> [INPUT]
= = = = =
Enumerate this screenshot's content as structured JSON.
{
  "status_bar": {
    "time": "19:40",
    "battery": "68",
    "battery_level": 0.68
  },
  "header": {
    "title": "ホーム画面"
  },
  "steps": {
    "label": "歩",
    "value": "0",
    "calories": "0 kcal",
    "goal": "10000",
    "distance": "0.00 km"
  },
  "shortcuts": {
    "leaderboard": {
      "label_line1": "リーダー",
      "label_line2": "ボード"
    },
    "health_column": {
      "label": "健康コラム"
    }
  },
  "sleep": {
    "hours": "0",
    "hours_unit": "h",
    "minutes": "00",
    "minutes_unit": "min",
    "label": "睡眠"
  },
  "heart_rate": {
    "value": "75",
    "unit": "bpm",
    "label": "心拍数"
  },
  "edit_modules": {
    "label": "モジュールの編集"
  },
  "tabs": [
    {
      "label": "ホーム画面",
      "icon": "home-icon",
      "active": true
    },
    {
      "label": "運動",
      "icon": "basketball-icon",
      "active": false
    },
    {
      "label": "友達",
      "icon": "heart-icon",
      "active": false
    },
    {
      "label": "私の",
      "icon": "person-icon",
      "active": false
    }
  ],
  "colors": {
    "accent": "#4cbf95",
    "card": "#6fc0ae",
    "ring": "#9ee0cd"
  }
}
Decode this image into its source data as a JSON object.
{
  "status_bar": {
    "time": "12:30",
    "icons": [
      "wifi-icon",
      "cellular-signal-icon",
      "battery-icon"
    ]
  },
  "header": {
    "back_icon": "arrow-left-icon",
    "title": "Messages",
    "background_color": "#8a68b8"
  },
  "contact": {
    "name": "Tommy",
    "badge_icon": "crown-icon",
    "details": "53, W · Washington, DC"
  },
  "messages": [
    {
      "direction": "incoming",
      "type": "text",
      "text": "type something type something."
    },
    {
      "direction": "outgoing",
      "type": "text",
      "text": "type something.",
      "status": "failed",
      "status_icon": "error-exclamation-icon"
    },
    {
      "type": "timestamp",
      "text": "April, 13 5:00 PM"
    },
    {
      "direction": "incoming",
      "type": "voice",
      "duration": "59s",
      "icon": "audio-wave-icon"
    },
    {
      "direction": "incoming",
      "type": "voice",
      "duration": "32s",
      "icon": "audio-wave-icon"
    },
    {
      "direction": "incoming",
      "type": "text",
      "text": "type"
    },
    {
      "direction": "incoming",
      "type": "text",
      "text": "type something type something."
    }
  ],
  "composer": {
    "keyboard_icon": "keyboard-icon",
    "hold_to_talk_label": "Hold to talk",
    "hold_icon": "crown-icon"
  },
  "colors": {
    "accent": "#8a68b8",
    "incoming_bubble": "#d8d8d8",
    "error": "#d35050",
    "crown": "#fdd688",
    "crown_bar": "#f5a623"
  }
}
= = = = =
> [OBJECTIVE] Every entry should be output exactly as written, please.

> [TASK RESULT]
Enumerate this screenshot's content as structured JSON.
{
  "status_bar": {
    "time": "19:40",
    "battery": "68",
    "battery_level": 0.68
  },
  "header": {
    "title": "ホーム画面"
  },
  "steps": {
    "label": "歩",
    "value": "0",
    "calories": "0 kcal",
    "goal": "10000",
    "distance": "0.00 km"
  },
  "shortcuts": {
    "leaderboard": {
      "label_line1": "リーダー",
      "label_line2": "ボード"
    },
    "health_column": {
      "label": "健康コラム"
    }
  },
  "sleep": {
    "hours": "0",
    "hours_unit": "h",
    "minutes": "00",
    "minutes_unit": "min",
    "label": "睡眠"
  },
  "heart_rate": {
    "value": "75",
    "unit": "bpm",
    "label": "心拍数"
  },
  "edit_modules": {
    "label": "モジュールの編集"
  },
  "tabs": [
    {
      "label": "ホーム画面",
      "icon": "home-icon",
      "active": true
    },
    {
      "label": "運動",
      "icon": "basketball-icon",
      "active": false
    },
    {
      "label": "友達",
      "icon": "heart-icon",
      "active": false
    },
    {
      "label": "私の",
      "icon": "person-icon",
      "active": false
    }
  ],
  "colors": {
    "accent": "#4cbf95",
    "card": "#6fc0ae",
    "ring": "#9ee0cd"
  }
}
Decode this image into its source data as a JSON object.
{
  "status_bar": {
    "time": "12:30",
    "icons": [
      "wifi-icon",
      "cellular-signal-icon",
      "battery-icon"
    ]
  },
  "header": {
    "back_icon": "arrow-left-icon",
    "title": "Messages",
    "background_color": "#8a68b8"
  },
  "contact": {
    "name": "Tommy",
    "badge_icon": "crown-icon",
    "details": "53, W · Washington, DC"
  },
  "messages": [
    {
      "direction": "incoming",
      "type": "text",
      "text": "type something type something."
    },
    {
      "direction": "outgoing",
      "type": "text",
      "text": "type something.",
      "status": "failed",
      "status_icon": "error-exclamation-icon"
    },
    {
      "type": "timestamp",
      "text": "April, 13 5:00 PM"
    },
    {
      "direction": "incoming",
      "type": "voice",
      "duration": "59s",
      "icon": "audio-wave-icon"
    },
    {
      "direction": "incoming",
      "type": "voice",
      "duration": "32s",
      "icon": "audio-wave-icon"
    },
    {
      "direction": "incoming",
      "type": "text",
      "text": "type"
    },
    {
      "direction": "incoming",
      "type": "text",
      "text": "type something type something."
    }
  ],
  "composer": {
    "keyboard_icon": "keyboard-icon",
    "hold_to_talk_label": "Hold to talk",
    "hold_icon": "crown-icon"
  },
  "colors": {
    "accent": "#8a68b8",
    "incoming_bubble": "#d8d8d8",
    "error": "#d35050",
    "crown": "#fdd688",
    "crown_bar": "#f5a623"
  }
}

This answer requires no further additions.